Given problem:
Pull out every line below containing the word "axis".

Dataset extract:
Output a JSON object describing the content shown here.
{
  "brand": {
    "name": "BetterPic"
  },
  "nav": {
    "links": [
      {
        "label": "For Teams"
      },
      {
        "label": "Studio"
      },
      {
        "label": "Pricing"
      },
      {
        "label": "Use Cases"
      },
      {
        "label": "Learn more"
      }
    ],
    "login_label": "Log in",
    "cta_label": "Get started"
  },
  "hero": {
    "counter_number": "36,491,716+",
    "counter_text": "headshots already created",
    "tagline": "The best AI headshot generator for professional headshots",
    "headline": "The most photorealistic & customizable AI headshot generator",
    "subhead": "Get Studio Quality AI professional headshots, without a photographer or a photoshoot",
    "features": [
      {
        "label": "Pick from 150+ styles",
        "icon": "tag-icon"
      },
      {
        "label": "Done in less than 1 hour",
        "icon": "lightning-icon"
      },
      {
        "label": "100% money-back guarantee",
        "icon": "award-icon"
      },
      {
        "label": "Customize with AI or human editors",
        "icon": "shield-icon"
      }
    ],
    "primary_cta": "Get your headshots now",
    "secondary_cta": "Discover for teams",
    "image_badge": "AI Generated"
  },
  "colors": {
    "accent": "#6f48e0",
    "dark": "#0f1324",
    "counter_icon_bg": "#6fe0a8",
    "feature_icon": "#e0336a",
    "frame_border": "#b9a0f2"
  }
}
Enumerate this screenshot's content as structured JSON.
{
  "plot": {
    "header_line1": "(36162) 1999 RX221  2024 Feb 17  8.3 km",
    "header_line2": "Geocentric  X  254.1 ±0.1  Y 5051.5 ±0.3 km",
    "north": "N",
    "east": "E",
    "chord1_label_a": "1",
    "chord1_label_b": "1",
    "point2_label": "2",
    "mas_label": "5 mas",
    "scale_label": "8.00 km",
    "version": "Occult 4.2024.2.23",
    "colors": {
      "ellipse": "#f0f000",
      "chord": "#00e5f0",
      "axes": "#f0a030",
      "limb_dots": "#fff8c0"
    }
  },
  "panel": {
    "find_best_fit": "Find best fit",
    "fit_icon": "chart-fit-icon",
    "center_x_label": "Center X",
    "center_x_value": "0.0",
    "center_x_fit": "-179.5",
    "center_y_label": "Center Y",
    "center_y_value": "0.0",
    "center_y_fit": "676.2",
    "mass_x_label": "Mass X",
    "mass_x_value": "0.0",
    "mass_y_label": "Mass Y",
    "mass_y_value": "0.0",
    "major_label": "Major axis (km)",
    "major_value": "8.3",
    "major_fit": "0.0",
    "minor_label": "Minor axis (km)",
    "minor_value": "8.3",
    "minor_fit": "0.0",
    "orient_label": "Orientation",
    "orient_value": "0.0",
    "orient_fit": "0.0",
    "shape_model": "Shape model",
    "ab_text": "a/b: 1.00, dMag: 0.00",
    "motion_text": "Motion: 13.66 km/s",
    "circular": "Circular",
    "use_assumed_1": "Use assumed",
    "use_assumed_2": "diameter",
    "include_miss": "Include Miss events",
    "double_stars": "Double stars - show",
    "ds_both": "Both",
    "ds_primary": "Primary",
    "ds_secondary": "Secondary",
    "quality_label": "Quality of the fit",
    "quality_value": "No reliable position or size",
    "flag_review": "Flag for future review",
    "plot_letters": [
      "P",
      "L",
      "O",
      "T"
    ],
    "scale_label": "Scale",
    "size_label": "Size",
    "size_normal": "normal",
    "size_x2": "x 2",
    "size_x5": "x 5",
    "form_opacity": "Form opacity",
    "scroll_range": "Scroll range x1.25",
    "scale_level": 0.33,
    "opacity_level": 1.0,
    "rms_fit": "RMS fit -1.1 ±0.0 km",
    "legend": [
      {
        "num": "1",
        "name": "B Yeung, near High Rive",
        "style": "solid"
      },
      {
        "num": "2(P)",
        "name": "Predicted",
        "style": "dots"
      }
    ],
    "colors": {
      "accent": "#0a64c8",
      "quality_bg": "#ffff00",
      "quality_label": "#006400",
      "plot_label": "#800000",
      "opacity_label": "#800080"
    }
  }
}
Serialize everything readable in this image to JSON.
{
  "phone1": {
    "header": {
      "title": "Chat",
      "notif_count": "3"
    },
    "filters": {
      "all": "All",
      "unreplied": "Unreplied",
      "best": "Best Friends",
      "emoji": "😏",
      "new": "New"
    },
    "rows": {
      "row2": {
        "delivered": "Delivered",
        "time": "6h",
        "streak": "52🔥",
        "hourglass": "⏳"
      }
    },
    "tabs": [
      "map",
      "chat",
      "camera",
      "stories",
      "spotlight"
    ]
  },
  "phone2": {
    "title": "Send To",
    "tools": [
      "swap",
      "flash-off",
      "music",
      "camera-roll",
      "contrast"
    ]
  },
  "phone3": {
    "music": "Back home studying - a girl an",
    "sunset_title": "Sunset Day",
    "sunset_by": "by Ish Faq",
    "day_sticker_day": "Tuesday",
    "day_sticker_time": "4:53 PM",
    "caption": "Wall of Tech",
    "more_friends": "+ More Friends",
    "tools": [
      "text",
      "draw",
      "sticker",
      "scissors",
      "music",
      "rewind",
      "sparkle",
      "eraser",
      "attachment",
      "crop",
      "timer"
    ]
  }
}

Exercise answer:
    "major_label": "Major axis (km)",
    "minor_label": "Minor axis (km)",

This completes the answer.